-- start Given records --
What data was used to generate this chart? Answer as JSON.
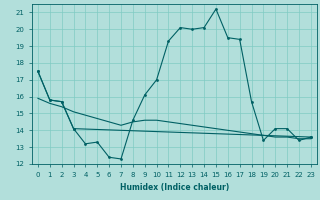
{
  "xlabel": "Humidex (Indice chaleur)",
  "bg_color": "#b2dfdb",
  "grid_color": "#80cbc4",
  "line_color": "#006064",
  "ylim": [
    12,
    21.5
  ],
  "xlim": [
    -0.5,
    23.5
  ],
  "yticks": [
    12,
    13,
    14,
    15,
    16,
    17,
    18,
    19,
    20,
    21
  ],
  "xticks": [
    0,
    1,
    2,
    3,
    4,
    5,
    6,
    7,
    8,
    9,
    10,
    11,
    12,
    13,
    14,
    15,
    16,
    17,
    18,
    19,
    20,
    21,
    22,
    23
  ],
  "line1_x": [
    0,
    1,
    2,
    3,
    4,
    5,
    6,
    7,
    8,
    9,
    10,
    11,
    12,
    13,
    14,
    15,
    16,
    17,
    18,
    19,
    20,
    21,
    22,
    23
  ],
  "line1_y": [
    17.5,
    15.8,
    15.7,
    14.1,
    13.2,
    13.3,
    12.4,
    12.3,
    14.6,
    16.1,
    17.0,
    19.3,
    20.1,
    20.0,
    20.1,
    21.2,
    19.5,
    19.4,
    15.7,
    13.4,
    14.1,
    14.1,
    13.4,
    13.6
  ],
  "line2_x": [
    0,
    1,
    2,
    3,
    4,
    5,
    6,
    7,
    8,
    9,
    10,
    11,
    12,
    13,
    14,
    15,
    16,
    17,
    18,
    19,
    20,
    21,
    22,
    23
  ],
  "line2_y": [
    15.9,
    15.6,
    15.4,
    15.1,
    14.9,
    14.7,
    14.5,
    14.3,
    14.5,
    14.6,
    14.6,
    14.5,
    14.4,
    14.3,
    14.2,
    14.1,
    14.0,
    13.9,
    13.8,
    13.7,
    13.6,
    13.6,
    13.5,
    13.5
  ],
  "line3_x": [
    0,
    1,
    2,
    3,
    23
  ],
  "line3_y": [
    17.5,
    15.8,
    15.7,
    14.1,
    13.6
  ],
  "xlabel_fontsize": 5.5,
  "tick_fontsize": 5.0
}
-- end Given records --
> Aim
Leave out the pictures and copy the rest of the material above exactly.

> Written answer
What data was used to generate this chart? Answer as JSON.
{
  "xlabel": "Humidex (Indice chaleur)",
  "bg_color": "#b2dfdb",
  "grid_color": "#80cbc4",
  "line_color": "#006064",
  "ylim": [
    12,
    21.5
  ],
  "xlim": [
    -0.5,
    23.5
  ],
  "yticks": [
    12,
    13,
    14,
    15,
    16,
    17,
    18,
    19,
    20,
    21
  ],
  "xticks": [
    0,
    1,
    2,
    3,
    4,
    5,
    6,
    7,
    8,
    9,
    10,
    11,
    12,
    13,
    14,
    15,
    16,
    17,
    18,
    19,
    20,
    21,
    22,
    23
  ],
  "line1_x": [
    0,
    1,
    2,
    3,
    4,
    5,
    6,
    7,
    8,
    9,
    10,
    11,
    12,
    13,
    14,
    15,
    16,
    17,
    18,
    19,
    20,
    21,
    22,
    23
  ],
  "line1_y": [
    17.5,
    15.8,
    15.7,
    14.1,
    13.2,
    13.3,
    12.4,
    12.3,
    14.6,
    16.1,
    17.0,
    19.3,
    20.1,
    20.0,
    20.1,
    21.2,
    19.5,
    19.4,
    15.7,
    13.4,
    14.1,
    14.1,
    13.4,
    13.6
  ],
  "line2_x": [
    0,
    1,
    2,
    3,
    4,
    5,
    6,
    7,
    8,
    9,
    10,
    11,
    12,
    13,
    14,
    15,
    16,
    17,
    18,
    19,
    20,
    21,
    22,
    23
  ],
  "line2_y": [
    15.9,
    15.6,
    15.4,
    15.1,
    14.9,
    14.7,
    14.5,
    14.3,
    14.5,
    14.6,
    14.6,
    14.5,
    14.4,
    14.3,
    14.2,
    14.1,
    14.0,
    13.9,
    13.8,
    13.7,
    13.6,
    13.6,
    13.5,
    13.5
  ],
  "line3_x": [
    0,
    1,
    2,
    3,
    23
  ],
  "line3_y": [
    17.5,
    15.8,
    15.7,
    14.1,
    13.6
  ],
  "xlabel_fontsize": 5.5,
  "tick_fontsize": 5.0
}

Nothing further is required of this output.